[Work to do] Give only one thing: the number of lines that include the word "GONG".

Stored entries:
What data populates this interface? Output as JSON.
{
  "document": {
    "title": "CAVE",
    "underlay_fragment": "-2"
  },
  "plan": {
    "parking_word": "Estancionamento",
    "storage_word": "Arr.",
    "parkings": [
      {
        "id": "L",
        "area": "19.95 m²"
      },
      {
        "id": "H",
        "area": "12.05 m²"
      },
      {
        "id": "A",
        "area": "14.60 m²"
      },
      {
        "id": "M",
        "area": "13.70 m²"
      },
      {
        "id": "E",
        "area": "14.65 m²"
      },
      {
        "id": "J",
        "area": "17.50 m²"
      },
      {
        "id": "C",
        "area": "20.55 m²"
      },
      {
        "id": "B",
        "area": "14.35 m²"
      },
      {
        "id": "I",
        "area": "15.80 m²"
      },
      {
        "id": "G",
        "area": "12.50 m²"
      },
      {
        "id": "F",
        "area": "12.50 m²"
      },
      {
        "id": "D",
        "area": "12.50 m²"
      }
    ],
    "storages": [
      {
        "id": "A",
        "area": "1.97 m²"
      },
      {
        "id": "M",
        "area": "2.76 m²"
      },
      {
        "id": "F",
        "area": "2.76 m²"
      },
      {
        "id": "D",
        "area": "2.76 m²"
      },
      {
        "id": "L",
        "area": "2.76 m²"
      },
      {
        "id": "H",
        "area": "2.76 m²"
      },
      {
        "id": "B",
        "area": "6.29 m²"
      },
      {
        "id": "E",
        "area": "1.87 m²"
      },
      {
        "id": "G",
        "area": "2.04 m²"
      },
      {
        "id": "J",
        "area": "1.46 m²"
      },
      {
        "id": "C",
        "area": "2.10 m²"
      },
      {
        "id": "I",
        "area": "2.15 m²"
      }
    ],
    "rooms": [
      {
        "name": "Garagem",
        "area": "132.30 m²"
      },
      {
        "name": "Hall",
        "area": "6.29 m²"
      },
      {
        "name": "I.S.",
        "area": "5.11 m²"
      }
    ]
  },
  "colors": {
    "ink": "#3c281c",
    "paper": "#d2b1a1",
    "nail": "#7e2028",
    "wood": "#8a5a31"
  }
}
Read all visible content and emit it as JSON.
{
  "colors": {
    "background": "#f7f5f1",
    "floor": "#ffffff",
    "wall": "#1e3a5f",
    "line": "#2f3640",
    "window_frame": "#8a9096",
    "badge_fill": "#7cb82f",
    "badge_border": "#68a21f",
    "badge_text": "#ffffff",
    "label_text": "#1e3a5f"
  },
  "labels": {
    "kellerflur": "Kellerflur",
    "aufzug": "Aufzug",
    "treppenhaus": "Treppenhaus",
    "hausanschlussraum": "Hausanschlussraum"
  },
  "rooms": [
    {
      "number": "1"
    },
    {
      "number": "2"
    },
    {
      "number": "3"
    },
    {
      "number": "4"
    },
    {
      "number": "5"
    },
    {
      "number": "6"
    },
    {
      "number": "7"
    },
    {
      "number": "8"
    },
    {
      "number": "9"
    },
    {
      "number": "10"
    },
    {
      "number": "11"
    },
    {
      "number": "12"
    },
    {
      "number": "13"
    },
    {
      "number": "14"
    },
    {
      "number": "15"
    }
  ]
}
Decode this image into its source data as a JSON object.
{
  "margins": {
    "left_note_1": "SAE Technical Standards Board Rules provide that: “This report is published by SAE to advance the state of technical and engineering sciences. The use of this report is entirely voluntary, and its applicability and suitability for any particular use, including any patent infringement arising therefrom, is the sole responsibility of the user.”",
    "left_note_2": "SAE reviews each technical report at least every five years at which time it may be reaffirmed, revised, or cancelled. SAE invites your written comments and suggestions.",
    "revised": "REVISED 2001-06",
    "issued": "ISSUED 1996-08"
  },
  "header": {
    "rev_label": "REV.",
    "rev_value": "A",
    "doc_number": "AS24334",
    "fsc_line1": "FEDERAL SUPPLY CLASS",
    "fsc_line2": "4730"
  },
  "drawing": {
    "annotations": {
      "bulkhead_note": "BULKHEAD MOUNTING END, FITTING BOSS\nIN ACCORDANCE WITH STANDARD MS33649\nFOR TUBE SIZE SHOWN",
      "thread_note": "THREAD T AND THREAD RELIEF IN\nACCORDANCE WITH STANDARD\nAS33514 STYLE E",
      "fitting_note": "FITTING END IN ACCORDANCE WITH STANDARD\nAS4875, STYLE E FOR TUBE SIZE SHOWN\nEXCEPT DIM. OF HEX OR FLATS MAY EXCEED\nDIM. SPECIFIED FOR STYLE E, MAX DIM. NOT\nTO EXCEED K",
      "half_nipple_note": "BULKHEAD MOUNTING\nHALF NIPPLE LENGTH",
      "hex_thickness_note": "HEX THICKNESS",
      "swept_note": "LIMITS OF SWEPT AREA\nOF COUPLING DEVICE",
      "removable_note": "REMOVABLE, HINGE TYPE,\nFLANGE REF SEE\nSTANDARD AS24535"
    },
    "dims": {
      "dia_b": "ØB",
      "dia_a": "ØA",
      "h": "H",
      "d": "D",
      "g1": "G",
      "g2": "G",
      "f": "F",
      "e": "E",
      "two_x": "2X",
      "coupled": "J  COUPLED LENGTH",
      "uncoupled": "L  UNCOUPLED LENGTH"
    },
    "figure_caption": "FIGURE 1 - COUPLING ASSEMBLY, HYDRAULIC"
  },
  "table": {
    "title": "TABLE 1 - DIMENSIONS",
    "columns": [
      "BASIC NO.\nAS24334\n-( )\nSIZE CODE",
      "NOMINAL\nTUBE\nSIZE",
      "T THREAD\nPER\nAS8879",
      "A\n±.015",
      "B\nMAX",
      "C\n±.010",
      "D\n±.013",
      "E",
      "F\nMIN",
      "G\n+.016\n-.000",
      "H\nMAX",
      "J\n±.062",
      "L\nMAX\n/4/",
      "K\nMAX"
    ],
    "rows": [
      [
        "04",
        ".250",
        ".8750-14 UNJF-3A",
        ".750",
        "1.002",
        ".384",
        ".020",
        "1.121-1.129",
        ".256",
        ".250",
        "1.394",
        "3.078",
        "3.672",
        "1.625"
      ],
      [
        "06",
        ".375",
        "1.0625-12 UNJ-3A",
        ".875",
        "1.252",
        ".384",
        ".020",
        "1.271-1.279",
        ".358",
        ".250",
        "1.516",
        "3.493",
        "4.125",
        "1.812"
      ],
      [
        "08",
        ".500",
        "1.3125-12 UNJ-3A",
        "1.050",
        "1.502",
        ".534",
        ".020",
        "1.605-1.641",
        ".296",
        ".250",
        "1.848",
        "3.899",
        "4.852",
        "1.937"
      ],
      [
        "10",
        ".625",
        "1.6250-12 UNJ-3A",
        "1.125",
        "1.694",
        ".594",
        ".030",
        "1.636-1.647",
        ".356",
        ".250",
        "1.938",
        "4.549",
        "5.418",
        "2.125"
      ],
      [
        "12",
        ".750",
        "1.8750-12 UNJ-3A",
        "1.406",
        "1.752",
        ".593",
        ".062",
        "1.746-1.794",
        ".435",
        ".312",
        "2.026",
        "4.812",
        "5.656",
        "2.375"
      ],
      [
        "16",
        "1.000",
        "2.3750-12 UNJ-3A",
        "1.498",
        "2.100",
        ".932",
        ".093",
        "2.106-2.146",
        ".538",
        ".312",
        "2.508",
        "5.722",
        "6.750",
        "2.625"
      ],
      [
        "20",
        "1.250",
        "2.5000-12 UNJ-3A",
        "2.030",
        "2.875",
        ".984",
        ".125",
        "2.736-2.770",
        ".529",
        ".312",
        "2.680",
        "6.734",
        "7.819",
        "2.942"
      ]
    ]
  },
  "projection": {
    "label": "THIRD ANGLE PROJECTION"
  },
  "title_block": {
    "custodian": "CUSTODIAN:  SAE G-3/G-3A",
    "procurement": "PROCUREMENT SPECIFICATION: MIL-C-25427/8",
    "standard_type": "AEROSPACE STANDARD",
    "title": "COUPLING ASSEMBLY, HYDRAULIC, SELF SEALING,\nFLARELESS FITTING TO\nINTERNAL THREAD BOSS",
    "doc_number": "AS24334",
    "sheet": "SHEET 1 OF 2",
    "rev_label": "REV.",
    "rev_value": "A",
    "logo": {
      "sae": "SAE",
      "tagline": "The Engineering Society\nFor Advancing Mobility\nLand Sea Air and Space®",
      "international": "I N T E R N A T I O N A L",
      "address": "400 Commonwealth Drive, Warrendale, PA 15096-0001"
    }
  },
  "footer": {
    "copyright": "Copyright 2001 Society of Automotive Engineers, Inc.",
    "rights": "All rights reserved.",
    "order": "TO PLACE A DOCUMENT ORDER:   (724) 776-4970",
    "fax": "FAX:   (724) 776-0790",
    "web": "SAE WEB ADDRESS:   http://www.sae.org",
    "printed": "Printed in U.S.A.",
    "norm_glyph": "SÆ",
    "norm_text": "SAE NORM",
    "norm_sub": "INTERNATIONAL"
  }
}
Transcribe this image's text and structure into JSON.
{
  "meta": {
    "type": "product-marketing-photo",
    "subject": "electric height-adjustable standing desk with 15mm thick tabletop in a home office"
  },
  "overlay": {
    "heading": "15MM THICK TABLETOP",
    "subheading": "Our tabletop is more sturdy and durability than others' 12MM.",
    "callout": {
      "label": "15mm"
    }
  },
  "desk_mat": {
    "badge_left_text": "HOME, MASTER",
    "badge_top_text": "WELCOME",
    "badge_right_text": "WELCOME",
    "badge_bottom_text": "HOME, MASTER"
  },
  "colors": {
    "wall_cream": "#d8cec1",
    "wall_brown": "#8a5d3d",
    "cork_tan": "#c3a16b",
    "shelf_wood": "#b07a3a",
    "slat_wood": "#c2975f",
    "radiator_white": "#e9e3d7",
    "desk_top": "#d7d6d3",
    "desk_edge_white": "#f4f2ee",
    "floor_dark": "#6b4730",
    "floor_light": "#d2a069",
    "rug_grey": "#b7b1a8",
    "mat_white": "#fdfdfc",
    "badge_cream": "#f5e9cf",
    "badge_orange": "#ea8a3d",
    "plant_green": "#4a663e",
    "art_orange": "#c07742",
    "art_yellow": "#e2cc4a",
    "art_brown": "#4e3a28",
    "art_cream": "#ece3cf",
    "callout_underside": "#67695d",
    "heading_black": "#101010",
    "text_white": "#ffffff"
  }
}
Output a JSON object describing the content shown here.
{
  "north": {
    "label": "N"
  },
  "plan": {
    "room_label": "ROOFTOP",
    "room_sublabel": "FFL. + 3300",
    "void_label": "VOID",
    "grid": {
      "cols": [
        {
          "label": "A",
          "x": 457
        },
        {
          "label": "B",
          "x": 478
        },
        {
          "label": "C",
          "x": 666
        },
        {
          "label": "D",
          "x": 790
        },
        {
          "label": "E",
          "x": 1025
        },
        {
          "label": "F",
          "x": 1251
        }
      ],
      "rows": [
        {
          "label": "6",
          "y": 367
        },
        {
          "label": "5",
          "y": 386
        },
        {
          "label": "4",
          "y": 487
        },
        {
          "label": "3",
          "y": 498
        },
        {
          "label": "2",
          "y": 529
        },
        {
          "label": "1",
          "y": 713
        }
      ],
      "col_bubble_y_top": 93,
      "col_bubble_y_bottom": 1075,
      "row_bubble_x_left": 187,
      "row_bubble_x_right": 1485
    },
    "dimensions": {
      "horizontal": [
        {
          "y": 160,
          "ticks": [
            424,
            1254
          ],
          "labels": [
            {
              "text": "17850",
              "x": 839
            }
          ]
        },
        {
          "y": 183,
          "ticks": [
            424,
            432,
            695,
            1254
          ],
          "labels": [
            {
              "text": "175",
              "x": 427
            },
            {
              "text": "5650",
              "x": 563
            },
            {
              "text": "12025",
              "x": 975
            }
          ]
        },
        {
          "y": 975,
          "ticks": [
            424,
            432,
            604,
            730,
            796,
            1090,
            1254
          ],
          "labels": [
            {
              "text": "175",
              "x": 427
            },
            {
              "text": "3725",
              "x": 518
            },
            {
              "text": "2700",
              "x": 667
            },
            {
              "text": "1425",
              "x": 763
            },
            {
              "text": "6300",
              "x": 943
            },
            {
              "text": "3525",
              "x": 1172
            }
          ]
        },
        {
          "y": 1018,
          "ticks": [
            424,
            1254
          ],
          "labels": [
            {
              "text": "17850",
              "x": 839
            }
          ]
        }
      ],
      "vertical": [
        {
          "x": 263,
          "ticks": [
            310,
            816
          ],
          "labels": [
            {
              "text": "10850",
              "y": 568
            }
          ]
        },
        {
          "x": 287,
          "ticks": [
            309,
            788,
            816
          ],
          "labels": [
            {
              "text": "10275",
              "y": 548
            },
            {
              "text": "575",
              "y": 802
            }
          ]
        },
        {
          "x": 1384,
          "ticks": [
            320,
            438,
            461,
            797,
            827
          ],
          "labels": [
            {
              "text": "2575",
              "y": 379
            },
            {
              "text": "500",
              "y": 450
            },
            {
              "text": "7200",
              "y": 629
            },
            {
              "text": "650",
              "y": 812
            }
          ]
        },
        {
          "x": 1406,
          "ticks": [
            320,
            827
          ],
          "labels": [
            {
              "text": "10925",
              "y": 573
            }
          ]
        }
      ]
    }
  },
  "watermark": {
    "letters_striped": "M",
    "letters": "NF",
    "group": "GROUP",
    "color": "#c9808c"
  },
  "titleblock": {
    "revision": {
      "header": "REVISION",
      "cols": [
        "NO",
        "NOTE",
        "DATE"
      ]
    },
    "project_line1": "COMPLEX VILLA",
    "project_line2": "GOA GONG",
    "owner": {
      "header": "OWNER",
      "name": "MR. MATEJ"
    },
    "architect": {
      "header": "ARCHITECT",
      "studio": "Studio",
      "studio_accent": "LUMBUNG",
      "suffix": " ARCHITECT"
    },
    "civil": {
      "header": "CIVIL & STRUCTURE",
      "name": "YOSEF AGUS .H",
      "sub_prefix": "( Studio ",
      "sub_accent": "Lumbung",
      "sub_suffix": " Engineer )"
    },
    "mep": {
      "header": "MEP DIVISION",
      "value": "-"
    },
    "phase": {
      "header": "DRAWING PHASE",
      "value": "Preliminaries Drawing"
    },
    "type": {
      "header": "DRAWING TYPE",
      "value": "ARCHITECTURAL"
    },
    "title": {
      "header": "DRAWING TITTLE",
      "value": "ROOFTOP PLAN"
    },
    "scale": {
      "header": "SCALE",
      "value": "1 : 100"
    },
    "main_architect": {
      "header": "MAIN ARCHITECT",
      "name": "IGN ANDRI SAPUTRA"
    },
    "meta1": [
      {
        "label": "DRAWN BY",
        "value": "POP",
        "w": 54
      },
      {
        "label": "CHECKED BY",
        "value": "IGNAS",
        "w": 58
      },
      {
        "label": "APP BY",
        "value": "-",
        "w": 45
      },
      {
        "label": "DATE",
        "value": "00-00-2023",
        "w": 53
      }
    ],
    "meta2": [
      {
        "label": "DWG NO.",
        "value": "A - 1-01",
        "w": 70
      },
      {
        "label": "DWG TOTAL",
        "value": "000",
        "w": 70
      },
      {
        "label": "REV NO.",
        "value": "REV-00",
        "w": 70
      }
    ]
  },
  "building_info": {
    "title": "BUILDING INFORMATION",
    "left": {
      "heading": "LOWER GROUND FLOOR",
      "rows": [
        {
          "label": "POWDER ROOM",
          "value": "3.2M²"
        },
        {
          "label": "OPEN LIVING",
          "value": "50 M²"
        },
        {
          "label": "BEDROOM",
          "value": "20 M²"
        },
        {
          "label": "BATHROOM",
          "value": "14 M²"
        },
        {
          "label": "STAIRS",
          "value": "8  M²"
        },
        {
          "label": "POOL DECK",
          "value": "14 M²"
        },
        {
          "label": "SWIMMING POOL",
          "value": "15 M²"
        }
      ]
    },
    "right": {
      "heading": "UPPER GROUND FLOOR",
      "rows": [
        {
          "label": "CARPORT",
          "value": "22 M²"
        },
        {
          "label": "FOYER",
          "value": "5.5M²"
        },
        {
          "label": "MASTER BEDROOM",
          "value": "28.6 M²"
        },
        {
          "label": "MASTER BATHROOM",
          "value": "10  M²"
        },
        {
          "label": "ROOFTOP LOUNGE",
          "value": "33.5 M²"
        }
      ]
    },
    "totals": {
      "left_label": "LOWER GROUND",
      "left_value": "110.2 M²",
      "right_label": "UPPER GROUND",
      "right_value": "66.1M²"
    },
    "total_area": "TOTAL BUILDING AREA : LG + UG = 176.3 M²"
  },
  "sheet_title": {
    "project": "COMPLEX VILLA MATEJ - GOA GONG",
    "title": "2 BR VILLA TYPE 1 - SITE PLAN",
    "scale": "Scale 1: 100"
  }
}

[Exercise output] 2